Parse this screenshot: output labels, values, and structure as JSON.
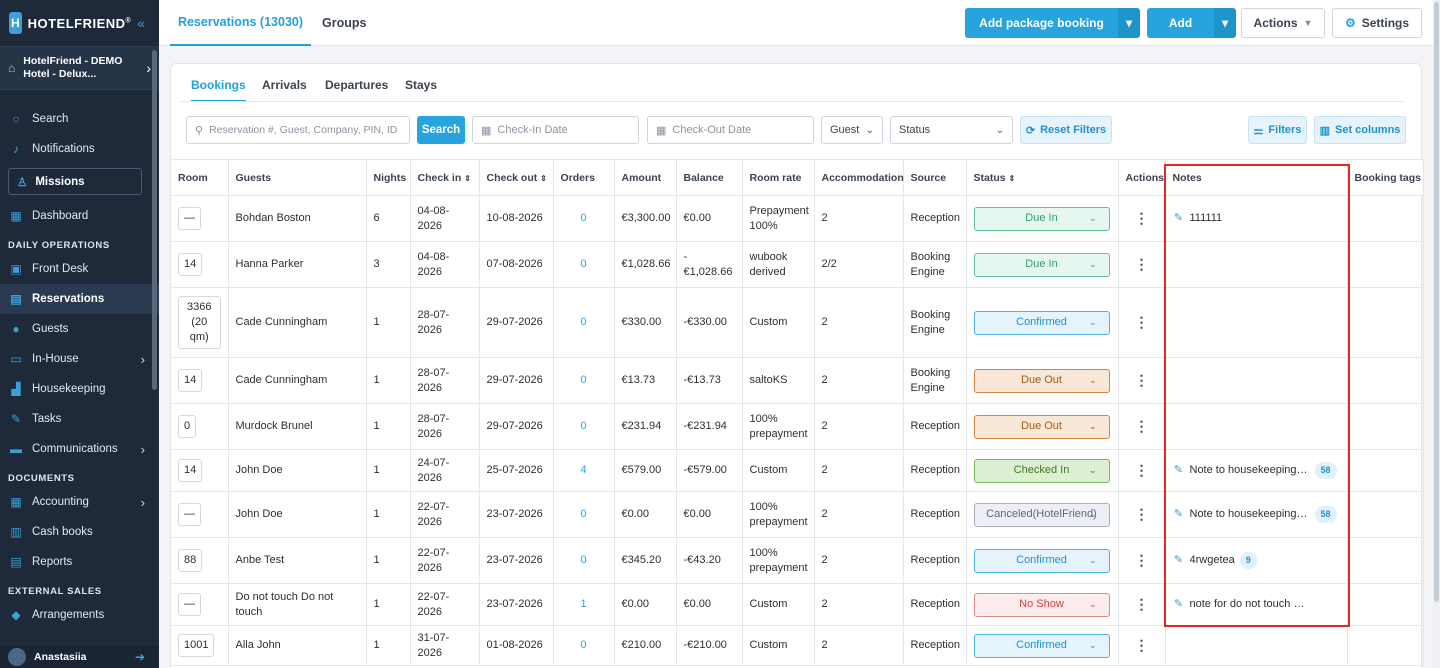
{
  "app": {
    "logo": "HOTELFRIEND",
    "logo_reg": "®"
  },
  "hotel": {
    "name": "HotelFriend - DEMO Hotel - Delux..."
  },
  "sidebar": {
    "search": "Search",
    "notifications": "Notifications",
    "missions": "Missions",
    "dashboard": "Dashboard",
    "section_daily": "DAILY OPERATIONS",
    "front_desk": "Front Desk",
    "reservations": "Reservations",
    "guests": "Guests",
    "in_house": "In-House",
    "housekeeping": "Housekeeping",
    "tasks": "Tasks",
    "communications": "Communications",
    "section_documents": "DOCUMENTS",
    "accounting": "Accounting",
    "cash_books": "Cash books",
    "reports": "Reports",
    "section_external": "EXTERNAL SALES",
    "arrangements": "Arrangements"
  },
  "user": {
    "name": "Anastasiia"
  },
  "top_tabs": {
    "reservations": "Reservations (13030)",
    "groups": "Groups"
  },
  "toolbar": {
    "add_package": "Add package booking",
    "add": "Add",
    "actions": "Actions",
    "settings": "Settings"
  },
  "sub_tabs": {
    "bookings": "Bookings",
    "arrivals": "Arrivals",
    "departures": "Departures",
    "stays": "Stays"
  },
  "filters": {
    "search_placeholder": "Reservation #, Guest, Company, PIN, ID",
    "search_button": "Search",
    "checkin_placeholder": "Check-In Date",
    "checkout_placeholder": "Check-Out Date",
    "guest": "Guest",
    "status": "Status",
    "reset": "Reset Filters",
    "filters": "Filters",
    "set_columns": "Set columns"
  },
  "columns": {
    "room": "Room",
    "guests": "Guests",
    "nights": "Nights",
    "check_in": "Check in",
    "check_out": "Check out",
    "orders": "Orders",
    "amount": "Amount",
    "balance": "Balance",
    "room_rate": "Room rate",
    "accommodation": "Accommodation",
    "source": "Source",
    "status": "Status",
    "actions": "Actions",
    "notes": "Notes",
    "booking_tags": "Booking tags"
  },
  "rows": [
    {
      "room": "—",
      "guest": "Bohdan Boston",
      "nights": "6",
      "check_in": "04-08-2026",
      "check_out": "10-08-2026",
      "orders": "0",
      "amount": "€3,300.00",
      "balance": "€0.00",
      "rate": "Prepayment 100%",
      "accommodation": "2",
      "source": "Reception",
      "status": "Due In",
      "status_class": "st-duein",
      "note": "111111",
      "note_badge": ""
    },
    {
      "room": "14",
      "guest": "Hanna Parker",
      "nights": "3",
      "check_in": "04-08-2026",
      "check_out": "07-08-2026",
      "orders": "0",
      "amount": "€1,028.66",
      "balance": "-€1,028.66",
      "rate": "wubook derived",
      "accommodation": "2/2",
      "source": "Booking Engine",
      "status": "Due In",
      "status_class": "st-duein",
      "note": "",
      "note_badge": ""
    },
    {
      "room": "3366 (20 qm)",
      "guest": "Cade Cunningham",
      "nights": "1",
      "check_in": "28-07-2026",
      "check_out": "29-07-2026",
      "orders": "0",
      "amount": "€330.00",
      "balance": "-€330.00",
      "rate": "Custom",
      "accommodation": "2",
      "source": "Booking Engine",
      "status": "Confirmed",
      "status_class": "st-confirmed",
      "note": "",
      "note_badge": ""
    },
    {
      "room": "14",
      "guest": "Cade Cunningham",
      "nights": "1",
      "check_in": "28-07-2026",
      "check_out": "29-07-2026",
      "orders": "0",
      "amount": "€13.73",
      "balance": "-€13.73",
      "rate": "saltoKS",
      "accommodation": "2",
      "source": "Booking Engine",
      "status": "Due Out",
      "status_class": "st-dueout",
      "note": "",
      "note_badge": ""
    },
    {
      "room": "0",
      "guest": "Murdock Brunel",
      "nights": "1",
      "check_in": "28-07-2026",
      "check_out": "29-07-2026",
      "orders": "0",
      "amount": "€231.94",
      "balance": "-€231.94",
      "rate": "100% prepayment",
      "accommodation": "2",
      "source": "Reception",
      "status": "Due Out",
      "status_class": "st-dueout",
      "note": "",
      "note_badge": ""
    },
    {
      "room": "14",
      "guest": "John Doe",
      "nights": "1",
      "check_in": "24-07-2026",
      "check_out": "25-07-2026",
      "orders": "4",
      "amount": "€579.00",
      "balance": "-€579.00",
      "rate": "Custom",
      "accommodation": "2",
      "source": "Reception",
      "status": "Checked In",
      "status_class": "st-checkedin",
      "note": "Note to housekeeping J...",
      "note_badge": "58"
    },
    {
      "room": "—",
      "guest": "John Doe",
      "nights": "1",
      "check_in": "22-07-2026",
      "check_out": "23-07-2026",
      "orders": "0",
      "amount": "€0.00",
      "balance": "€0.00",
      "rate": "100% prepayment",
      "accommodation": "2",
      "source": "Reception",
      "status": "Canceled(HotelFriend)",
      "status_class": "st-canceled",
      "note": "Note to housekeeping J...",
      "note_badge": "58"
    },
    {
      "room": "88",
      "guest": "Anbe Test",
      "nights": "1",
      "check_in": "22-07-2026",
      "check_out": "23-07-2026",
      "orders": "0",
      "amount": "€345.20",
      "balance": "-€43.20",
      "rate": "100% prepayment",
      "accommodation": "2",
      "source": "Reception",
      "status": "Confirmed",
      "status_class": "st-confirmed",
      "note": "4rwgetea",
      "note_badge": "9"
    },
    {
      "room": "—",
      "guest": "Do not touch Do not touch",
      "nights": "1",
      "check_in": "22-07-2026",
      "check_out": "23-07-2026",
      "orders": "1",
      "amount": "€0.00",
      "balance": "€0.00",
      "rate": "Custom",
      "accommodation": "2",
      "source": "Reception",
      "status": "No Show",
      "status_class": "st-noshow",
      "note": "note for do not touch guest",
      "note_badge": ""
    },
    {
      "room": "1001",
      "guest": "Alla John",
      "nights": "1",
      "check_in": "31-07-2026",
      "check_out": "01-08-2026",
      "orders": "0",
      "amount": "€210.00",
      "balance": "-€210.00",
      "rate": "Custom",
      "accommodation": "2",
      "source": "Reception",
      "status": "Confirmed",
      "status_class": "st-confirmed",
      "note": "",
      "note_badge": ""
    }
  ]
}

...

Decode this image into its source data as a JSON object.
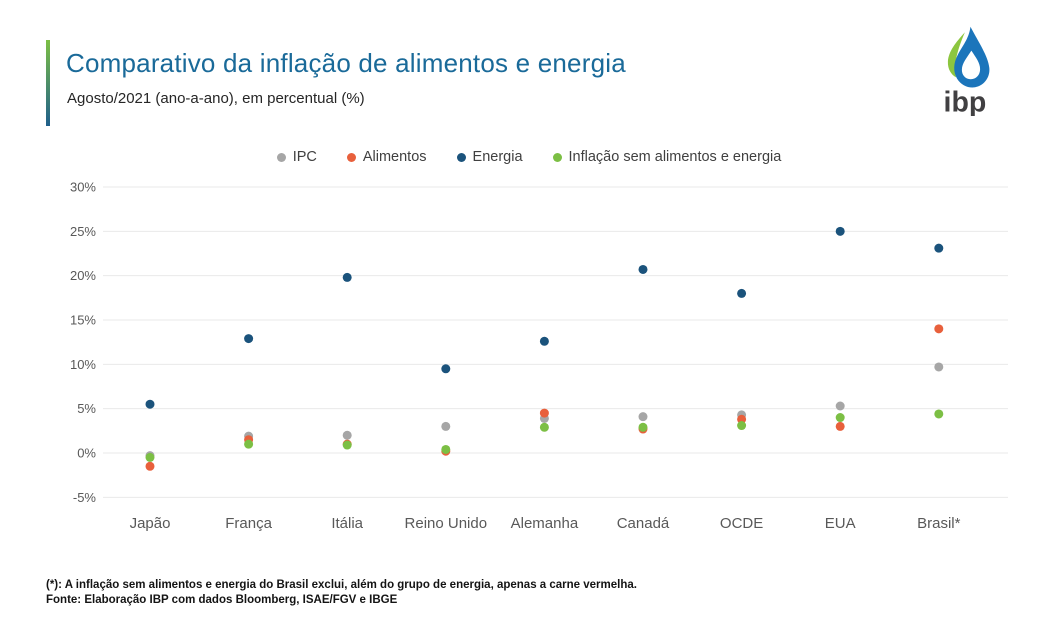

* * *

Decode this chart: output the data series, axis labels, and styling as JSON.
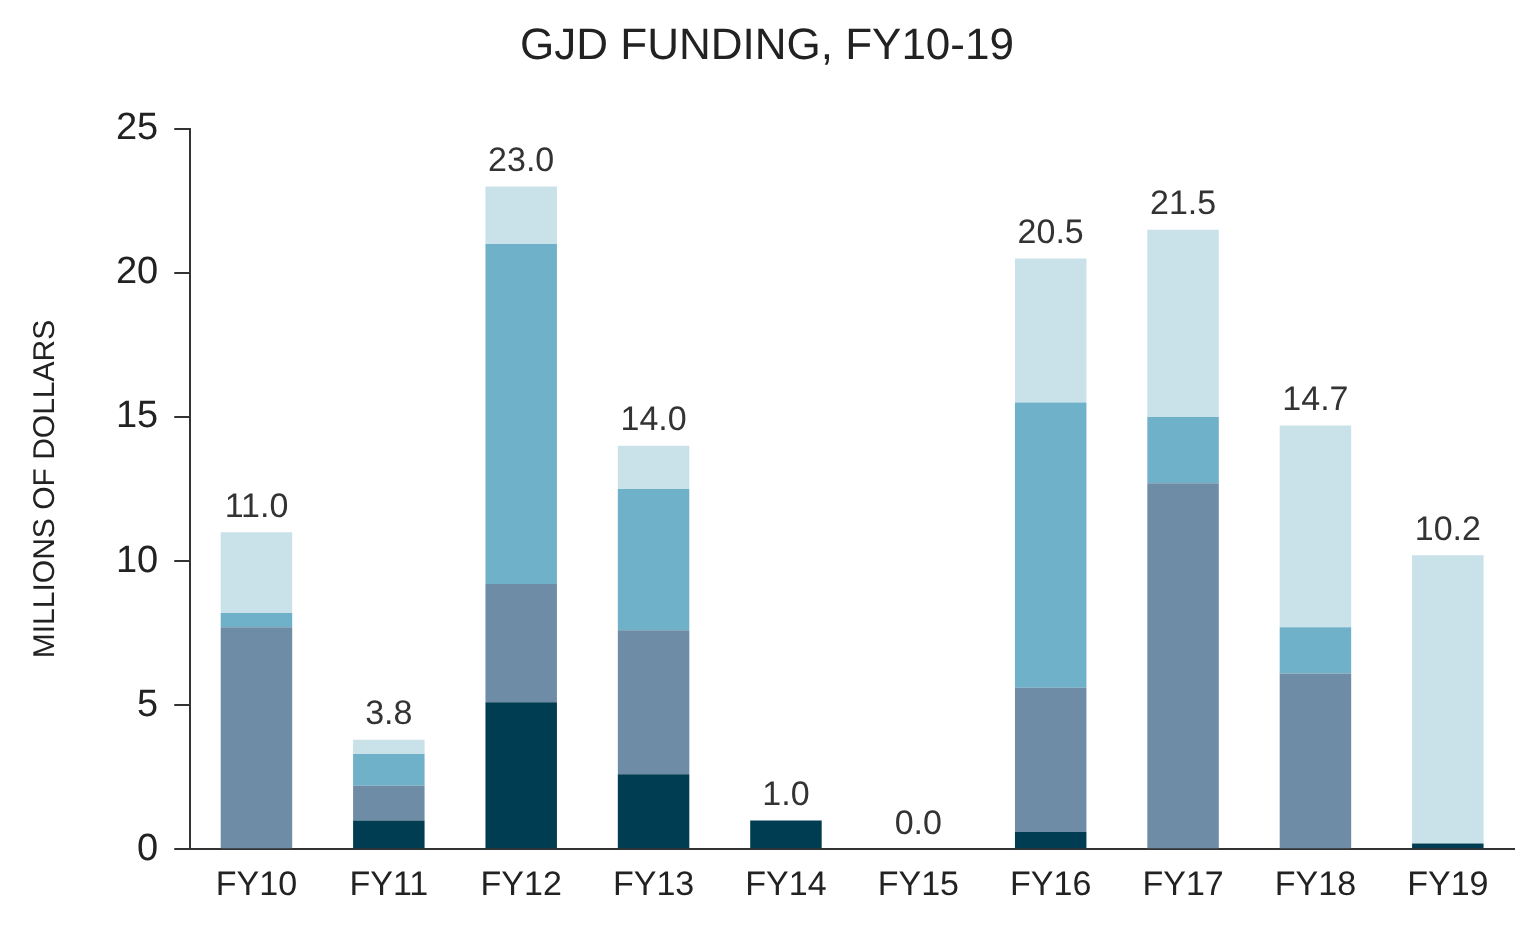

STATED PROBLEM
Select every line above that contains the word "Decode", and copy it.

CORRECT RESULT
Decode this image into its source data as a JSON object.
Decode this chart: output the data series, axis labels, and styling as JSON.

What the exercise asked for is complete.